[Figure collection entries]
★ ★ ★ ★ ★ ★ ★

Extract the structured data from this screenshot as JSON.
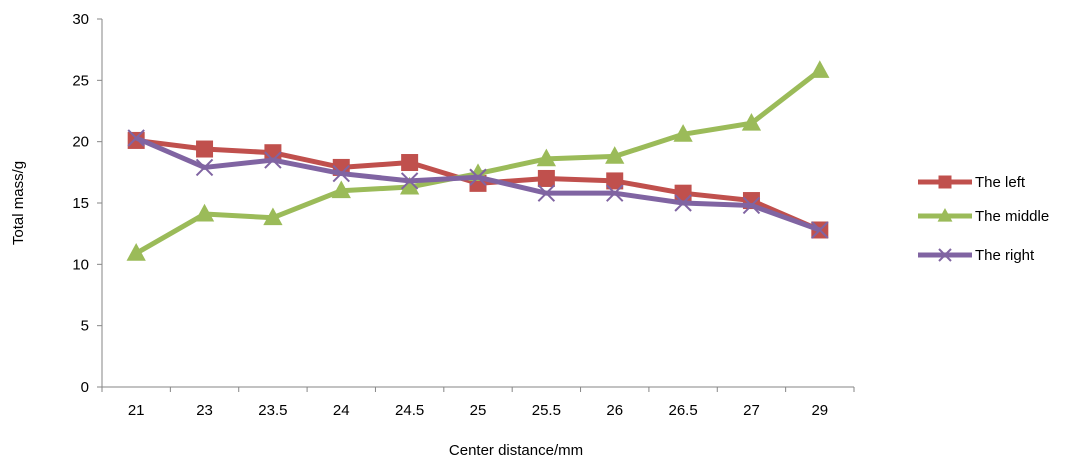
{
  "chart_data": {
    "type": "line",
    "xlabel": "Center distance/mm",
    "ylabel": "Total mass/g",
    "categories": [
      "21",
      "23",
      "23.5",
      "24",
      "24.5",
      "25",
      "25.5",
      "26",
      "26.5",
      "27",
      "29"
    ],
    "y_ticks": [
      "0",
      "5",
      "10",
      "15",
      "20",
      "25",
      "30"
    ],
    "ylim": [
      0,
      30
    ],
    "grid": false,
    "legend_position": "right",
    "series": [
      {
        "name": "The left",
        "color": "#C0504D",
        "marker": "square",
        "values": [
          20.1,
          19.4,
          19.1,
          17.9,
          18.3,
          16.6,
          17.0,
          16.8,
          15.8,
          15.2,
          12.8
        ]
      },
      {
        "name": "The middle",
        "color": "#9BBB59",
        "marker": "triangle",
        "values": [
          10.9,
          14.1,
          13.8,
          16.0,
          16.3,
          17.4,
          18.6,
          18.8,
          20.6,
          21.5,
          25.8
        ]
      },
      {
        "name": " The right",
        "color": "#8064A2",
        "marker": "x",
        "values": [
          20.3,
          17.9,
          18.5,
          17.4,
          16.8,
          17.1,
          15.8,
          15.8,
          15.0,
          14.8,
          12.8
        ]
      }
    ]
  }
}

★ ★ ★ ★ ★ ★ ★

Task directions: All of the data needs repeating exactly, but the pictures do not.

Output of the exercise:
Extract the structured data from this screenshot as JSON.
{
  "chart_data": {
    "type": "line",
    "xlabel": "Center distance/mm",
    "ylabel": "Total mass/g",
    "categories": [
      "21",
      "23",
      "23.5",
      "24",
      "24.5",
      "25",
      "25.5",
      "26",
      "26.5",
      "27",
      "29"
    ],
    "y_ticks": [
      "0",
      "5",
      "10",
      "15",
      "20",
      "25",
      "30"
    ],
    "ylim": [
      0,
      30
    ],
    "grid": false,
    "legend_position": "right",
    "series": [
      {
        "name": "The left",
        "color": "#C0504D",
        "marker": "square",
        "values": [
          20.1,
          19.4,
          19.1,
          17.9,
          18.3,
          16.6,
          17.0,
          16.8,
          15.8,
          15.2,
          12.8
        ]
      },
      {
        "name": "The middle",
        "color": "#9BBB59",
        "marker": "triangle",
        "values": [
          10.9,
          14.1,
          13.8,
          16.0,
          16.3,
          17.4,
          18.6,
          18.8,
          20.6,
          21.5,
          25.8
        ]
      },
      {
        "name": " The right",
        "color": "#8064A2",
        "marker": "x",
        "values": [
          20.3,
          17.9,
          18.5,
          17.4,
          16.8,
          17.1,
          15.8,
          15.8,
          15.0,
          14.8,
          12.8
        ]
      }
    ]
  }
}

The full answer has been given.